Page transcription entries
▼

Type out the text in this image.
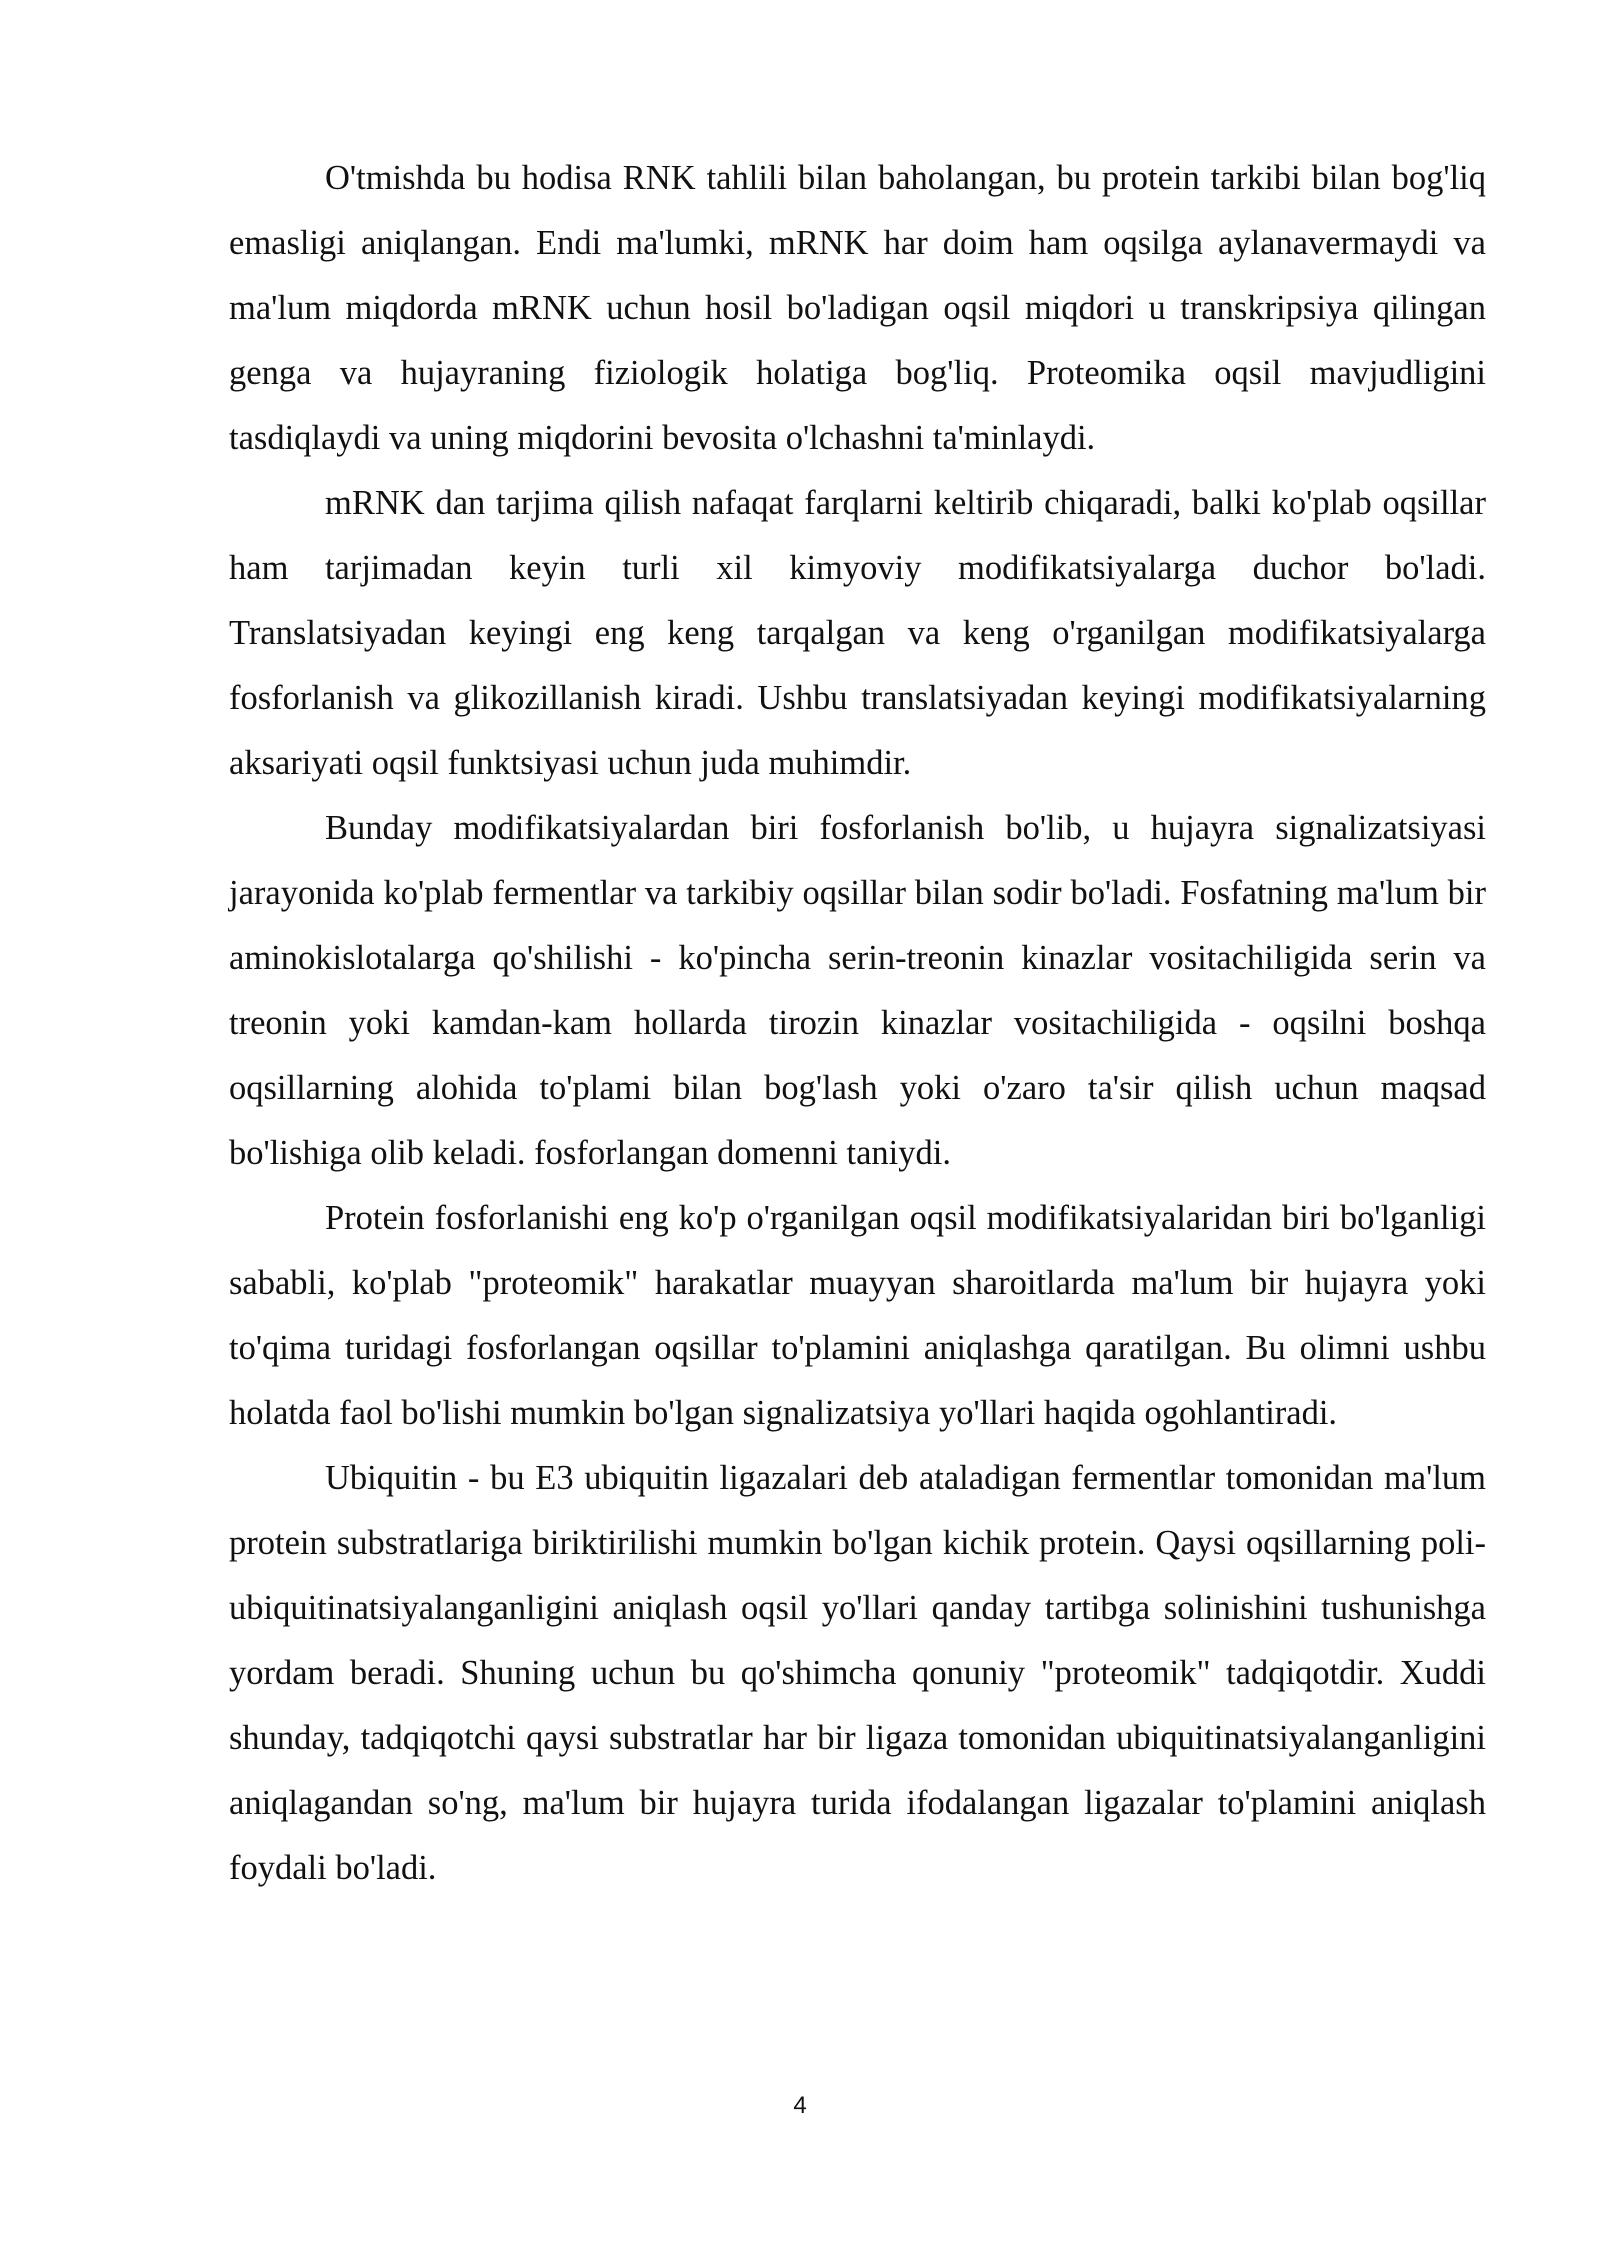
O'tmishda bu hodisa RNK tahlili bilan baholangan, bu protein tarkibi bilan bog'liq emasligi aniqlangan. Endi ma'lumki, mRNK har doim ham oqsilga aylanavermaydi va ma'lum miqdorda mRNK uchun hosil bo'ladigan oqsil miqdori u transkripsiya qilingan genga va hujayraning fiziologik holatiga bog'liq. Proteomika oqsil mavjudligini tasdiqlaydi va uning miqdorini bevosita o'lchashni ta'minlaydi.

mRNK dan tarjima qilish nafaqat farqlarni keltirib chiqaradi, balki ko'plab oqsillar ham tarjimadan keyin turli xil kimyoviy modifikatsiyalarga duchor bo'ladi. Translatsiyadan keyingi eng keng tarqalgan va keng o'rganilgan modifikatsiyalarga fosforlanish va glikozillanish kiradi. Ushbu translatsiyadan keyingi modifikatsiyalarning aksariyati oqsil funktsiyasi uchun juda muhimdir.

Bunday modifikatsiyalardan biri fosforlanish bo'lib, u hujayra signalizatsiyasi jarayonida ko'plab fermentlar va tarkibiy oqsillar bilan sodir bo'ladi. Fosfatning ma'lum bir aminokislotalarga qo'shilishi - ko'pincha serin-treonin kinazlar vositachiligida serin va treonin yoki kamdan-kam hollarda tirozin kinazlar vositachiligida - oqsilni boshqa oqsillarning alohida to'plami bilan bog'lash yoki o'zaro ta'sir qilish uchun maqsad bo'lishiga olib keladi. fosforlangan domenni taniydi.

Protein fosforlanishi eng ko'p o'rganilgan oqsil modifikatsiyalaridan biri bo'lganligi sababli, ko'plab "proteomik" harakatlar muayyan sharoitlarda ma'lum bir hujayra yoki to'qima turidagi fosforlangan oqsillar to'plamini aniqlashga qaratilgan. Bu olimni ushbu holatda faol bo'lishi mumkin bo'lgan signalizatsiya yo'llari haqida ogohlantiradi.

Ubiquitin - bu E3 ubiquitin ligazalari deb ataladigan fermentlar tomonidan ma'lum protein substratlariga biriktirilishi mumkin bo'lgan kichik protein. Qaysi oqsillarning poli-ubiquitinatsiyalanganligini aniqlash oqsil yo'llari qanday tartibga solinishini tushunishga yordam beradi. Shuning uchun bu qo'shimcha qonuniy "proteomik" tadqiqotdir. Xuddi shunday, tadqiqotchi qaysi substratlar har bir ligaza tomonidan ubiquitinatsiyalanganligini aniqlagandan so'ng, ma'lum bir hujayra turida ifodalangan ligazalar to'plamini aniqlash foydali bo'ladi.

4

▲

If a line of the records above holds the word "plab", show it.

mRNK dan tarjima qilish nafaqat farqlarni keltirib chiqaradi, balki ko'plab oqsillar ham tarjimadan keyin turli xil kimyoviy modifikatsiyalarga duchor bo'ladi. Translatsiyadan keyingi eng keng tarqalgan va keng o'rganilgan modifikatsiyalarga fosforlanish va glikozillanish kiradi. Ushbu translatsiyadan keyingi modifikatsiyalarning aksariyati oqsil funktsiyasi uchun juda muhimdir.
Bunday modifikatsiyalardan biri fosforlanish bo'lib, u hujayra signalizatsiyasi jarayonida ko'plab fermentlar va tarkibiy oqsillar bilan sodir bo'ladi. Fosfatning ma'lum bir aminokislotalarga qo'shilishi - ko'pincha serin-treonin kinazlar vositachiligida serin va treonin yoki kamdan-kam hollarda tirozin kinazlar vositachiligida - oqsilni boshqa oqsillarning alohida to'plami bilan bog'lash yoki o'zaro ta'sir qilish uchun maqsad bo'lishiga olib keladi. fosforlangan domenni taniydi.
Protein fosforlanishi eng ko'p o'rganilgan oqsil modifikatsiyalaridan biri bo'lganligi sababli, ko'plab "proteomik" harakatlar muayyan sharoitlarda ma'lum bir hujayra yoki to'qima turidagi fosforlangan oqsillar to'plamini aniqlashga qaratilgan. Bu olimni ushbu holatda faol bo'lishi mumkin bo'lgan signalizatsiya yo'llari haqida ogohlantiradi.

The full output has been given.